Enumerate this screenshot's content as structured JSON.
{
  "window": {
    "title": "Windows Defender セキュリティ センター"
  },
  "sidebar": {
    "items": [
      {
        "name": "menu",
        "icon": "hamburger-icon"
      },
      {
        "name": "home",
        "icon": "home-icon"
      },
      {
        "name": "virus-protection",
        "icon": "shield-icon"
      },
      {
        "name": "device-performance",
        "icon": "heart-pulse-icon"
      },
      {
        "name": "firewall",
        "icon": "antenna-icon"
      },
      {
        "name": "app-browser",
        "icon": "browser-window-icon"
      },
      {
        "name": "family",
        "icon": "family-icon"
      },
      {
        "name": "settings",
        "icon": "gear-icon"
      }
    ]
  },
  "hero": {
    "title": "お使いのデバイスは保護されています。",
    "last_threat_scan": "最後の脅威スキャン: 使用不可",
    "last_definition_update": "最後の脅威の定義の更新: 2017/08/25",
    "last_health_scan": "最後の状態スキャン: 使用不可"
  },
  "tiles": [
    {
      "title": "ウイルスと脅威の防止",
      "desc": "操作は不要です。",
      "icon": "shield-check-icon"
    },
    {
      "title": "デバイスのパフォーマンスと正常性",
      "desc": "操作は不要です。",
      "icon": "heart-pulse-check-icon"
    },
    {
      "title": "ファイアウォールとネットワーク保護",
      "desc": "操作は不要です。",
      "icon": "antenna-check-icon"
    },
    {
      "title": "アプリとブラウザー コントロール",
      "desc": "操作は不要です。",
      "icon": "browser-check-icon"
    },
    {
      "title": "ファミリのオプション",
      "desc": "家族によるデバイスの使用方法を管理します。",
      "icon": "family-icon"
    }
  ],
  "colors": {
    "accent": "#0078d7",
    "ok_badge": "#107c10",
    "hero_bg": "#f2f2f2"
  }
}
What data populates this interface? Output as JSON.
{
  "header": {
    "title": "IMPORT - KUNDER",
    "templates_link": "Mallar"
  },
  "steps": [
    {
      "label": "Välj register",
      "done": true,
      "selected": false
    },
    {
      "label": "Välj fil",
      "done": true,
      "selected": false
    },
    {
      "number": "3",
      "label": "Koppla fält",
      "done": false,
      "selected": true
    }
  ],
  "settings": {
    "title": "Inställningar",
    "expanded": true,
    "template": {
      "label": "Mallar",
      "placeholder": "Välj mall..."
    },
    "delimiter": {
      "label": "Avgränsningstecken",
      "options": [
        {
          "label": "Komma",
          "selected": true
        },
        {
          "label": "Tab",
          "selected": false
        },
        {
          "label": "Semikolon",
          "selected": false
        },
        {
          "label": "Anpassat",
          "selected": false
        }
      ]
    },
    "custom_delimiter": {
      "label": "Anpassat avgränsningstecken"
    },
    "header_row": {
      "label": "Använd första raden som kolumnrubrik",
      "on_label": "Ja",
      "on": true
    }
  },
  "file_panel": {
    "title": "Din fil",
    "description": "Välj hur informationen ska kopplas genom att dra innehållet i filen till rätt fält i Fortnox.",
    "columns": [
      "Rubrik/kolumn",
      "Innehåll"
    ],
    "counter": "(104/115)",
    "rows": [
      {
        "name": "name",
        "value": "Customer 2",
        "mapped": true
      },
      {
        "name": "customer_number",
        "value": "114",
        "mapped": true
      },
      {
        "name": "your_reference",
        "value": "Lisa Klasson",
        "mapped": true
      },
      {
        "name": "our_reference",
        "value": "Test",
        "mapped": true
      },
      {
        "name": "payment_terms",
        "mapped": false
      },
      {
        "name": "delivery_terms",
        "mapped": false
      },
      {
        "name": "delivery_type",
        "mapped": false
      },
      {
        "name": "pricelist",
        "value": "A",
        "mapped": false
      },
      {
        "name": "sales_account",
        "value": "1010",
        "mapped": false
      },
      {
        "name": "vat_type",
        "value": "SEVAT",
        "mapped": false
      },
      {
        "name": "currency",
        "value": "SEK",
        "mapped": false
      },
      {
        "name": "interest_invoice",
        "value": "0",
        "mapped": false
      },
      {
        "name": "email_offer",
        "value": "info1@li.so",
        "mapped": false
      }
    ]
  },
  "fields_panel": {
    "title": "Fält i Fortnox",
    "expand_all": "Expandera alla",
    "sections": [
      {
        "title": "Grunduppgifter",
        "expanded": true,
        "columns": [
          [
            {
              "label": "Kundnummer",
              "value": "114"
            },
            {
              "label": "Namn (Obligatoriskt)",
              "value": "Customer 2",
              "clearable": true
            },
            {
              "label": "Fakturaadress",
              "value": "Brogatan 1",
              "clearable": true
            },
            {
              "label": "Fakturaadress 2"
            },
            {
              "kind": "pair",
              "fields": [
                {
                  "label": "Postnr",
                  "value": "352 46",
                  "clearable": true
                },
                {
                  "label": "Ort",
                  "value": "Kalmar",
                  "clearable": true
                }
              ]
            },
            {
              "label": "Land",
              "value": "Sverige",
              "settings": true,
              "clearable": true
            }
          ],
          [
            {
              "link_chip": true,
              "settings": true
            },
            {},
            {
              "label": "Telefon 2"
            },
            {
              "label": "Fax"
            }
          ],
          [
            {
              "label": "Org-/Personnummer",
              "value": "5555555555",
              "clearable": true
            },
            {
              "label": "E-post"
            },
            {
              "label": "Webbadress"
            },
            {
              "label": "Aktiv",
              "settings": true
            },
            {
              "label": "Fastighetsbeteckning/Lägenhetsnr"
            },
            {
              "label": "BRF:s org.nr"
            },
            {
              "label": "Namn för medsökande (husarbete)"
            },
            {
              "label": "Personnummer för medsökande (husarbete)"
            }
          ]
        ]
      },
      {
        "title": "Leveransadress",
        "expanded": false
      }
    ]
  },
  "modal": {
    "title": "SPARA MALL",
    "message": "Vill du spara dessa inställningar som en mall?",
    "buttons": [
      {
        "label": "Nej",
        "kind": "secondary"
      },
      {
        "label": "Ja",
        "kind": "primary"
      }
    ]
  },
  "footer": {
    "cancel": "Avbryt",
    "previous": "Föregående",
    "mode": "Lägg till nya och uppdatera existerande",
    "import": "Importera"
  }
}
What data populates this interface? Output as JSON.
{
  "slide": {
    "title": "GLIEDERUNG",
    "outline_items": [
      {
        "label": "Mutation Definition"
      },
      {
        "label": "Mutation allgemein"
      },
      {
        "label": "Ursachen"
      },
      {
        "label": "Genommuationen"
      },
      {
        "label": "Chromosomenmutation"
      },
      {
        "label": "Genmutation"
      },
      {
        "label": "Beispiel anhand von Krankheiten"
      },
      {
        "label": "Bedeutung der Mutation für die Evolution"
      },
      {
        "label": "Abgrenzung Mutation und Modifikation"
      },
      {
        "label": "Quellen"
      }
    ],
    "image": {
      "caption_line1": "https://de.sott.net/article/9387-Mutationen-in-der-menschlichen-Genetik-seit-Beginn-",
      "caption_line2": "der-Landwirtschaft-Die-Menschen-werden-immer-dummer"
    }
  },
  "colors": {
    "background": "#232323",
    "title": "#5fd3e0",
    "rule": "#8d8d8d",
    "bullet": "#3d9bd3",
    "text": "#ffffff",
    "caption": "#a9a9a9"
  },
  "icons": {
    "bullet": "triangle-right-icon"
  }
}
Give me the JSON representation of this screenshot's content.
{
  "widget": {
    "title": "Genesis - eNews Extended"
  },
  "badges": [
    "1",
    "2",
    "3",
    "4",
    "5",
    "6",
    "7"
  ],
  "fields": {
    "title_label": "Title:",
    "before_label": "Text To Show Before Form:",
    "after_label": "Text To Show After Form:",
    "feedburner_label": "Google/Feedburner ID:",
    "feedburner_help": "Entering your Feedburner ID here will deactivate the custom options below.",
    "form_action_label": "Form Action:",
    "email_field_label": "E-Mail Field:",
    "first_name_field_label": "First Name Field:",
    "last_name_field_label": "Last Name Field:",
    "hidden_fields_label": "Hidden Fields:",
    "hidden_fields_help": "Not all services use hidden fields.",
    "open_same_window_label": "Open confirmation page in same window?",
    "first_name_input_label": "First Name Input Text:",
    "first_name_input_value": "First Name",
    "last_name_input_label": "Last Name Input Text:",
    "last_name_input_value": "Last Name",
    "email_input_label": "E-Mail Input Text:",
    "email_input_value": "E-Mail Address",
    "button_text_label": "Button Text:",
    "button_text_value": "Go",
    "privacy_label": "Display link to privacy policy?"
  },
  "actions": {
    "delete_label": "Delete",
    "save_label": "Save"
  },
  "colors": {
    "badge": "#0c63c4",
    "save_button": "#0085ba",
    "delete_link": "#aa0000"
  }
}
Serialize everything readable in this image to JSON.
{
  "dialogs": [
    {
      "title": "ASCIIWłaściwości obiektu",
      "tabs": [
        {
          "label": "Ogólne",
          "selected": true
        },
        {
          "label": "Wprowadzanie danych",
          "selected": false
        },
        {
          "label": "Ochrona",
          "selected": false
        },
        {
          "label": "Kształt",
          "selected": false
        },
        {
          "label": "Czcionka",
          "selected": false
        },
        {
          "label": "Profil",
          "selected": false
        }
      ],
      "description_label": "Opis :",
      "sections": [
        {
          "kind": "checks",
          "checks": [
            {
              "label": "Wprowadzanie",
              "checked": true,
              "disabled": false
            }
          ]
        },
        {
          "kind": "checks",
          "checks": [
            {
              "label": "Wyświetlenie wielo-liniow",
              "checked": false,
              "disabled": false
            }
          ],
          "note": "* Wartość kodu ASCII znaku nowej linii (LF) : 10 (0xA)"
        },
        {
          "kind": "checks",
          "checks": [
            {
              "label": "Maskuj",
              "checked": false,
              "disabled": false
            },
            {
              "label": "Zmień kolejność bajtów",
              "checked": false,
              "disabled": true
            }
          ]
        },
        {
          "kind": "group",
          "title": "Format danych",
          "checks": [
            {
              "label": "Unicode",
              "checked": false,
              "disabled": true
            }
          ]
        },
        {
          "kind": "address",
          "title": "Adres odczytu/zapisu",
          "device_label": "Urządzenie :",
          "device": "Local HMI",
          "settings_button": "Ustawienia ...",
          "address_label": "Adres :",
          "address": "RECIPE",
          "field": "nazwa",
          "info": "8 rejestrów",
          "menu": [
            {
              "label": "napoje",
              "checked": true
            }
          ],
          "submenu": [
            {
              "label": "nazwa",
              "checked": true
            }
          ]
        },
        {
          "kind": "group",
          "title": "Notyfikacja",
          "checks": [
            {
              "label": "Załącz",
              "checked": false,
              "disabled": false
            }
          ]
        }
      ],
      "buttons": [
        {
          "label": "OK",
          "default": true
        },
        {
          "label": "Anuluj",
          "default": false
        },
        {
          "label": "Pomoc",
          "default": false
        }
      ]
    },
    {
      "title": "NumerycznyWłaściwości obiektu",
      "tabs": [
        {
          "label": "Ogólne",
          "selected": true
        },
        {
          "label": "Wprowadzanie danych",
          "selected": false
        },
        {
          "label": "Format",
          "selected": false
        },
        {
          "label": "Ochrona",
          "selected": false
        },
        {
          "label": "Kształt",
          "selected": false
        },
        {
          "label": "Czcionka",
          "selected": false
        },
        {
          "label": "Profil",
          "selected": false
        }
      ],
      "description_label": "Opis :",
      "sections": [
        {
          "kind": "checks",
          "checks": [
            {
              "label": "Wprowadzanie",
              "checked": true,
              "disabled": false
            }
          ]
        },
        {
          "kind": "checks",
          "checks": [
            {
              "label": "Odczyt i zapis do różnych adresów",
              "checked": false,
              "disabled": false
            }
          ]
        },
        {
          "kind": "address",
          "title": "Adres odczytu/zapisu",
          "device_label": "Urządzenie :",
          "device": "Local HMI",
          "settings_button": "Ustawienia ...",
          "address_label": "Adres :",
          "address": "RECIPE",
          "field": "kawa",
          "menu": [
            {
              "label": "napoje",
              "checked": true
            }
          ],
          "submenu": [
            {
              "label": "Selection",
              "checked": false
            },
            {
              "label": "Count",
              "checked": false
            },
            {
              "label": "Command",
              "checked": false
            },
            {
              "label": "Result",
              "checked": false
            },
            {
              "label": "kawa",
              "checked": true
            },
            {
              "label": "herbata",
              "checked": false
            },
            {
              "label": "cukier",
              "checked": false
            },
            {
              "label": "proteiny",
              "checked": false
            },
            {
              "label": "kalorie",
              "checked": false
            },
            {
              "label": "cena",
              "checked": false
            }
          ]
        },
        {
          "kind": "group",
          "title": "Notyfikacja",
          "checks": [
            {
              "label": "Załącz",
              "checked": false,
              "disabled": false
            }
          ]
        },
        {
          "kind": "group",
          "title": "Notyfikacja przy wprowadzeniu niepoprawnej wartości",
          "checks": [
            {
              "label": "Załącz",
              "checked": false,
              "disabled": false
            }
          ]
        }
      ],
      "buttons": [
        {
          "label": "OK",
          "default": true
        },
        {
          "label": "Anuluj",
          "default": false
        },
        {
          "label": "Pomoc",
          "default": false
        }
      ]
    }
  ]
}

□ □ □ □ □

■ **WHAT YOU SHOULD DO**
Within the records above, count the lines that contain "screenshot" and give the number with nothing added.

■ **ANSWER TO THIS EXERCISE**
2